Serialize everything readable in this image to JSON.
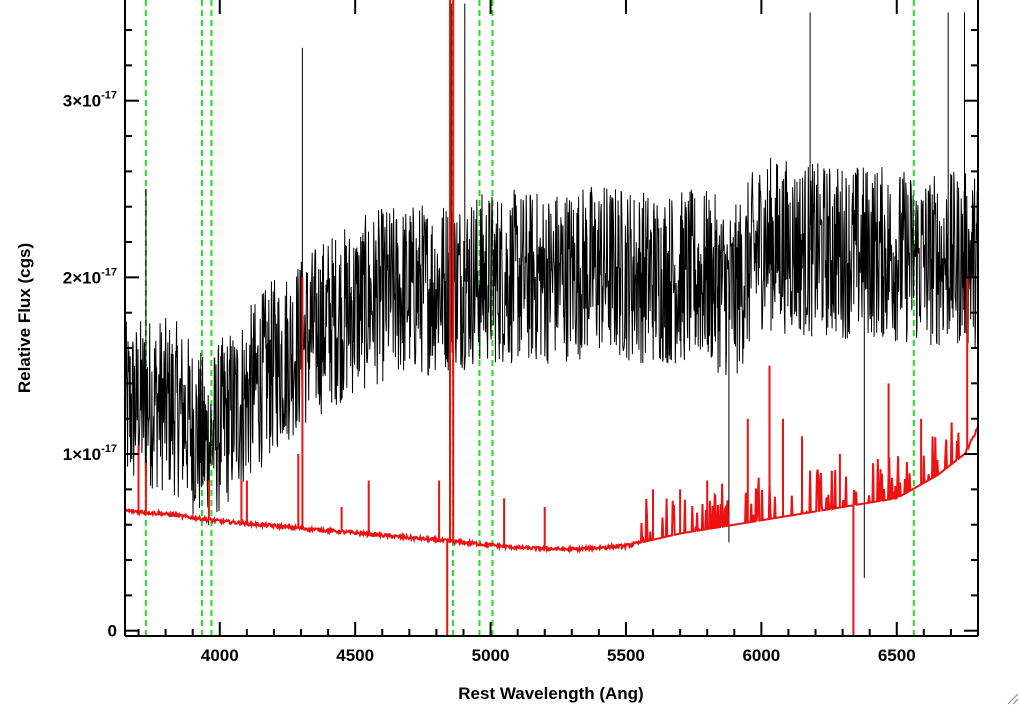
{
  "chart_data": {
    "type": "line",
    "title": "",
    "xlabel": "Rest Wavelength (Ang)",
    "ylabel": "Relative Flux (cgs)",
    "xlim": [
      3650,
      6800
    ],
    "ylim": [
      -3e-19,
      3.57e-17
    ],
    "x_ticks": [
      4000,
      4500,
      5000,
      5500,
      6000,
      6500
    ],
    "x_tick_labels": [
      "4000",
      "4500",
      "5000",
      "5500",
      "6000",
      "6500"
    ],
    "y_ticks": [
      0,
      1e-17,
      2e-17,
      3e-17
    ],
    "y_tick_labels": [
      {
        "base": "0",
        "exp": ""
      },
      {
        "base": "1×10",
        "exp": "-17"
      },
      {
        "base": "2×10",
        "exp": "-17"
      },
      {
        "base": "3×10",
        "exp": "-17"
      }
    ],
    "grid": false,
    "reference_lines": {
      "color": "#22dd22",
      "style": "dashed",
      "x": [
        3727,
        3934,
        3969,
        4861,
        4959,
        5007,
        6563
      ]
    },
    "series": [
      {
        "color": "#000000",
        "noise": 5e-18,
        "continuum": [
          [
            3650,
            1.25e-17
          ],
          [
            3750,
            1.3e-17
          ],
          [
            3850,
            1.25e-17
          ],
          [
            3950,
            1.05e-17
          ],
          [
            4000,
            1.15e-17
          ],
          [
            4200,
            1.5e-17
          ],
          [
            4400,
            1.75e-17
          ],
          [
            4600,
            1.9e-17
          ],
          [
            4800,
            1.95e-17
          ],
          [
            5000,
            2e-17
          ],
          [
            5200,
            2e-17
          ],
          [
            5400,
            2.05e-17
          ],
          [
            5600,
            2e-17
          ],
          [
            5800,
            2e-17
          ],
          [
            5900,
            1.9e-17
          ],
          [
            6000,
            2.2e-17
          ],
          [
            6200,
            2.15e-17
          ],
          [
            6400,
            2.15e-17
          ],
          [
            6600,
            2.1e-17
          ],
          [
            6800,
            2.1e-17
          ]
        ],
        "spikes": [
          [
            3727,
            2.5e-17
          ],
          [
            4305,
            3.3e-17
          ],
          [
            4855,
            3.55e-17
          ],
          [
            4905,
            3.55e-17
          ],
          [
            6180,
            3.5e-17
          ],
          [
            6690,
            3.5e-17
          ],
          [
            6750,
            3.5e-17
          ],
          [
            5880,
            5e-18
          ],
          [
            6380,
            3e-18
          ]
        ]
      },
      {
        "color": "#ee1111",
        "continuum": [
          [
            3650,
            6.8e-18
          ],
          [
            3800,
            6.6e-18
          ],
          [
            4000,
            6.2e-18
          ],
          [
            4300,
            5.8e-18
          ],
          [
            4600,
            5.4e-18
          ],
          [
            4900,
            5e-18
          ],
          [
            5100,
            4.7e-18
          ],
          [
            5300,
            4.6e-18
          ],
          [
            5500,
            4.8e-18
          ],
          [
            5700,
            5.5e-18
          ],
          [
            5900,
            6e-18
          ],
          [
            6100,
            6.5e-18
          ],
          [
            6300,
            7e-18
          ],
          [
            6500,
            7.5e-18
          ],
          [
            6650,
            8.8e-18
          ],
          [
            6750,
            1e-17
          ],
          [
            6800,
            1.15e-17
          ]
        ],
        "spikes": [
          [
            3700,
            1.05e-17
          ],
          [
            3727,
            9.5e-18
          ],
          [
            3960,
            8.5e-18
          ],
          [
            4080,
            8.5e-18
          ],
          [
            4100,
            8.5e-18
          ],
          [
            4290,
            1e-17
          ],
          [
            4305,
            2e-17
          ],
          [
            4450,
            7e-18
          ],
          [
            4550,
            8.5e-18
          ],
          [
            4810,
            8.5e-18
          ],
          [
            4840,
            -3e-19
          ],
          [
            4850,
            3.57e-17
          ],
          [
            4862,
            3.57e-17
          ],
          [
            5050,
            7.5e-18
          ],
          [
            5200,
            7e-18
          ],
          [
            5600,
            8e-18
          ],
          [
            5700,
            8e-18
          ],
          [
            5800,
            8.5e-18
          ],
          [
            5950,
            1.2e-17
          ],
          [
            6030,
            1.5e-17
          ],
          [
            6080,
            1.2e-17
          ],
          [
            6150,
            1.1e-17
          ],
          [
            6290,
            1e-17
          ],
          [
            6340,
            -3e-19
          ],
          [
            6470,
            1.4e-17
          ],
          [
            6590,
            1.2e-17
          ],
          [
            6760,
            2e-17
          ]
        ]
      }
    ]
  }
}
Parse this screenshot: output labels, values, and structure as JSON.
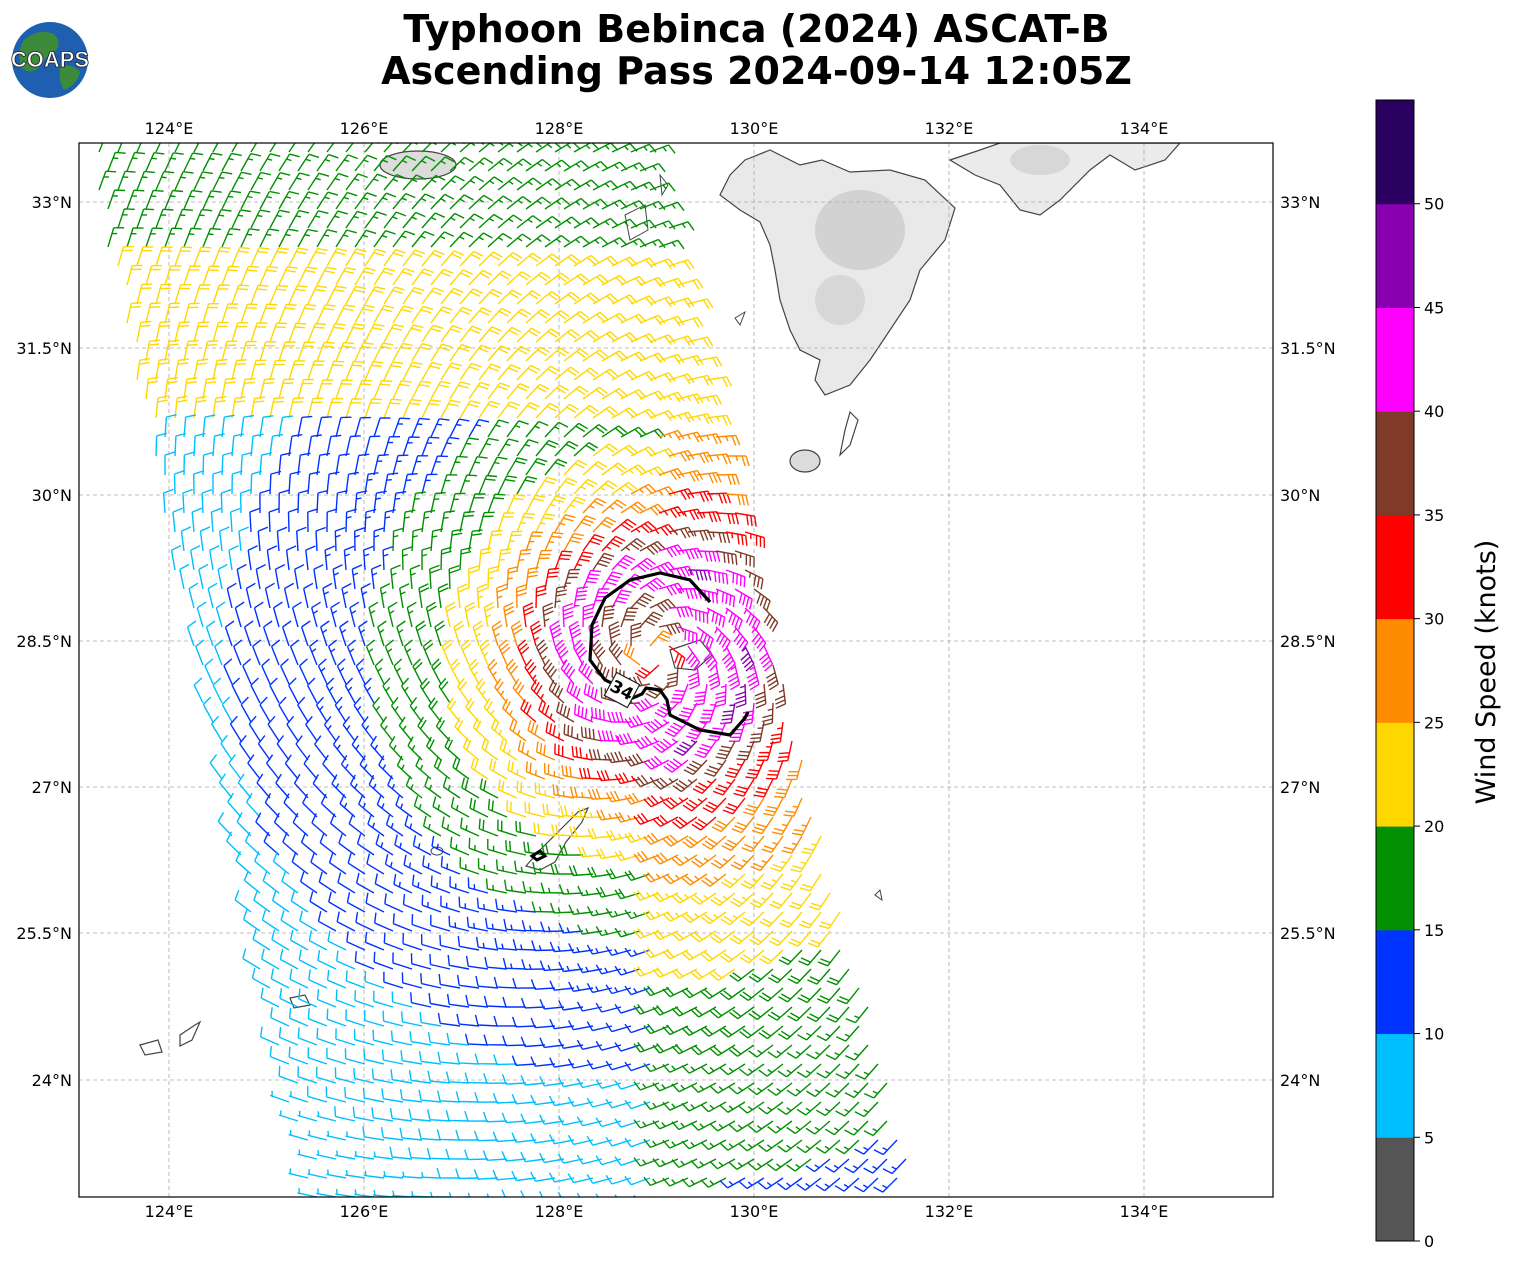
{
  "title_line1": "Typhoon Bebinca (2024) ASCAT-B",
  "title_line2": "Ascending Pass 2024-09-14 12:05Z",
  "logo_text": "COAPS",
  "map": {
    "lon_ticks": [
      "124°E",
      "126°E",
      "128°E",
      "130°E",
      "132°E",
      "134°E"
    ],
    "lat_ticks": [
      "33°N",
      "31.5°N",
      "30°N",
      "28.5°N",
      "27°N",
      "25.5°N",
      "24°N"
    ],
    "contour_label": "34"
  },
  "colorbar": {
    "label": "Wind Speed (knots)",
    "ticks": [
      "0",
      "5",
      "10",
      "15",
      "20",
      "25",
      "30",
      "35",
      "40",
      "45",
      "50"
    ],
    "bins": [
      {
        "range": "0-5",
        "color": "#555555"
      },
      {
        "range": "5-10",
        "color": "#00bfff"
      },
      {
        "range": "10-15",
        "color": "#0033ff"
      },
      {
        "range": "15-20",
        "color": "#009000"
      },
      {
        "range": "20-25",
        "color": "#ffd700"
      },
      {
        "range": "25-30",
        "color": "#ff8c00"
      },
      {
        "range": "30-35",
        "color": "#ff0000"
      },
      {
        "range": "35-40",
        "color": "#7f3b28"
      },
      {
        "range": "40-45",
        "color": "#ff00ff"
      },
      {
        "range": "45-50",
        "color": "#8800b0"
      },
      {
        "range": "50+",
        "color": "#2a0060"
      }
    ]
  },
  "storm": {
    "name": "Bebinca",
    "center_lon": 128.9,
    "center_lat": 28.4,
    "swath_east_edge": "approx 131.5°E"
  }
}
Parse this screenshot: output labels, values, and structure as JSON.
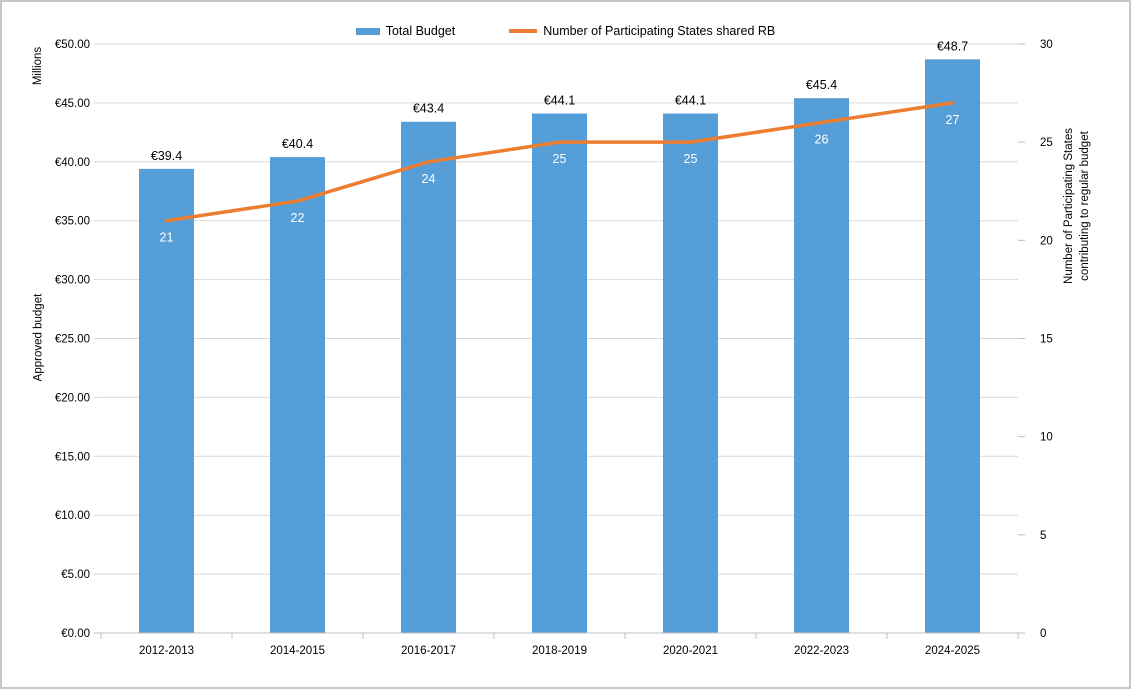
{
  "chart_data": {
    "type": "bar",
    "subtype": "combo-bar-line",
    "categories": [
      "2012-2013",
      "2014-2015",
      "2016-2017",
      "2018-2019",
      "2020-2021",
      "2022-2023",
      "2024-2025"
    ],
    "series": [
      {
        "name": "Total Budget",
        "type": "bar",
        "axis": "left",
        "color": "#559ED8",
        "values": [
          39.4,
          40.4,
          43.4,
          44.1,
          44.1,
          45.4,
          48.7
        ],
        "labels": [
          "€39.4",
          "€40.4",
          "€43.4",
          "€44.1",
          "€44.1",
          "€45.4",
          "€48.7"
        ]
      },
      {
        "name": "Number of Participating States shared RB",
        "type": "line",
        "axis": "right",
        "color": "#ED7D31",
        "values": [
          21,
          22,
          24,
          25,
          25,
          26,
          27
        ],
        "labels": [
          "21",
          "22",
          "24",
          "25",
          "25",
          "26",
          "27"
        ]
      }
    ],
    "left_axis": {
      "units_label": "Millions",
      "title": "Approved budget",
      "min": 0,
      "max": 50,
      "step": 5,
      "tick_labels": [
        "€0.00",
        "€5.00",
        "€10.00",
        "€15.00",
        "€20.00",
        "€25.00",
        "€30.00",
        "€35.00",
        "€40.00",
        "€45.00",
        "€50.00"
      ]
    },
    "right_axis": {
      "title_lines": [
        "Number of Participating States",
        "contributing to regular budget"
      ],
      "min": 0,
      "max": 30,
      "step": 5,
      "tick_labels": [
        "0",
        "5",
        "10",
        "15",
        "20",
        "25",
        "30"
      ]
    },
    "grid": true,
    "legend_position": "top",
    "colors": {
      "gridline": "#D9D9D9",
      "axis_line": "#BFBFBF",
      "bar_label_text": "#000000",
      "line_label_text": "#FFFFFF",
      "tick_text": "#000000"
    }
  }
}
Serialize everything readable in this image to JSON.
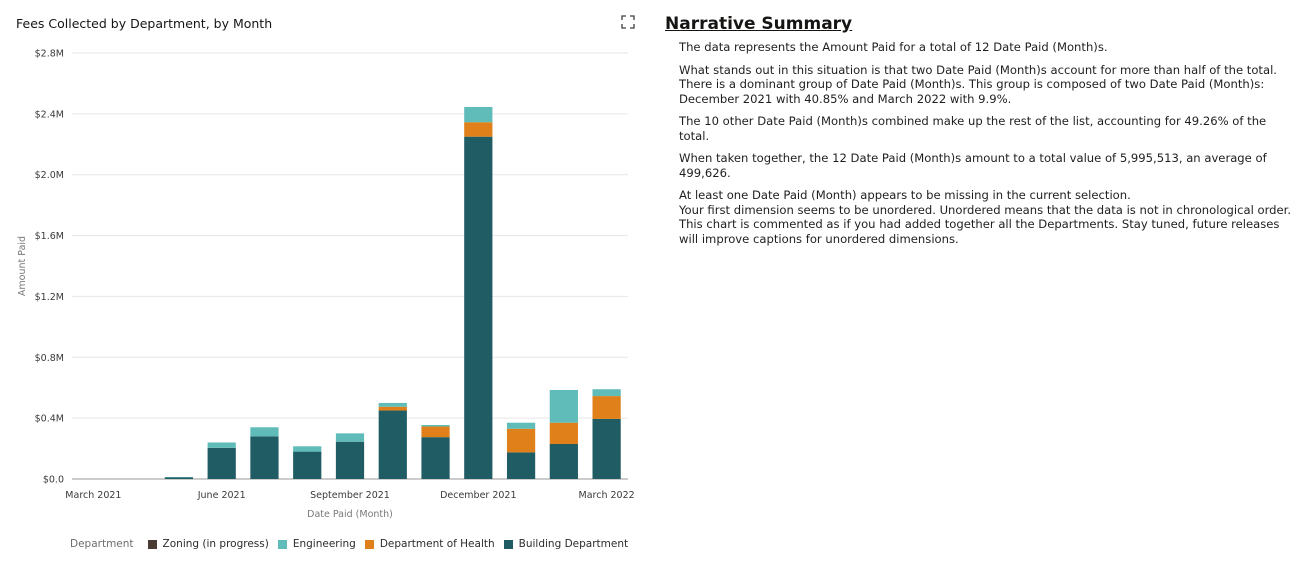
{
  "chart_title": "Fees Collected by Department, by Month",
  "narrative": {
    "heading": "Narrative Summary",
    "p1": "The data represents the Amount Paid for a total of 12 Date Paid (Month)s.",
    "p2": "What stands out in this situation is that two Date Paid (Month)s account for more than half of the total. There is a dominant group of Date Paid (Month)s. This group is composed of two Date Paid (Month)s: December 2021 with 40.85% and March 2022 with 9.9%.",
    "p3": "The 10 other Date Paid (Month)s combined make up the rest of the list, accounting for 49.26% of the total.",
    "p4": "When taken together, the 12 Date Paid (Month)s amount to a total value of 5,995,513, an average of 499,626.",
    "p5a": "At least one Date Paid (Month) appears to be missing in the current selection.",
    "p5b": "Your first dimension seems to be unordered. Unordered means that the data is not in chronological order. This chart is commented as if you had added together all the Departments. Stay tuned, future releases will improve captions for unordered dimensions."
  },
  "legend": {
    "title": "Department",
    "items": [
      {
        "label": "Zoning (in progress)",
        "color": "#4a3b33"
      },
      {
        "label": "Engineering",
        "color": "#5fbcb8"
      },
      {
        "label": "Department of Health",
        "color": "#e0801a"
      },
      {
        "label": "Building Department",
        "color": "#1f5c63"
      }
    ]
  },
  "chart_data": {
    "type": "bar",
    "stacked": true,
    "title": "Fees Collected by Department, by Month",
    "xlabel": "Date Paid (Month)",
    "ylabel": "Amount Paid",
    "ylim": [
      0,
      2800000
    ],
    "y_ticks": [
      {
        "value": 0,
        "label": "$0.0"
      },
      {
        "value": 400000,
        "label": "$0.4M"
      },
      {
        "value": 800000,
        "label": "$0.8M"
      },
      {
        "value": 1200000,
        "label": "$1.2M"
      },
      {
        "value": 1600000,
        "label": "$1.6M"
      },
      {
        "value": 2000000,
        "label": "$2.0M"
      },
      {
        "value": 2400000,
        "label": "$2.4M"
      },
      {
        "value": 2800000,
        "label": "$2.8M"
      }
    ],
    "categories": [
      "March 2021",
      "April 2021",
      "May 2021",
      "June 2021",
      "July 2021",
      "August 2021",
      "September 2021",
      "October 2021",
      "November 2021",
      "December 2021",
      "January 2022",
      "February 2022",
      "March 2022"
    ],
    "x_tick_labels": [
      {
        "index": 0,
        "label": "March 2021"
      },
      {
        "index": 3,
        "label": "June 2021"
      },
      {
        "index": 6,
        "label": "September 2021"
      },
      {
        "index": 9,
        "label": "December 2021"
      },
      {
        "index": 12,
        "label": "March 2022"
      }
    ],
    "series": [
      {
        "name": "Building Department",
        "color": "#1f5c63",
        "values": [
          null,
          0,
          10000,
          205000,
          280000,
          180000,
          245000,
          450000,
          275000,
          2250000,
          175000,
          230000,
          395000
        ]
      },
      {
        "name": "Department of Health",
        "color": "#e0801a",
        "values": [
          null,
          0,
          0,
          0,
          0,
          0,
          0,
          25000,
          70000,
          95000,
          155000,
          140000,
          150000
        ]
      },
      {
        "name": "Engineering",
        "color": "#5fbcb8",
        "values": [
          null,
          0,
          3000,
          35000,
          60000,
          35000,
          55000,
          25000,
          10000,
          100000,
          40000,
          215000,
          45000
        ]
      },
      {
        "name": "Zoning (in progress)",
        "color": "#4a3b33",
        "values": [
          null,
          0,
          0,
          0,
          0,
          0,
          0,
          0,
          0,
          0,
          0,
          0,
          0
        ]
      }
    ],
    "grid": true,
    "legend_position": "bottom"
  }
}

- - - -

### [Task brief]
Copy each line that contains the word "March".

### [Answer to this problem]
    "p2": "What stands out in this situation is that two Date Paid (Month)s account for more than half of the total. There is a dominant group of Date Paid (Month)s. This group is composed of two Date Paid (Month)s: December 2021 with 40.85% and March 2022 with 9.9%.",
      "March 2021",
      "March 2022"
        "label": "March 2021"
        "label": "March 2022"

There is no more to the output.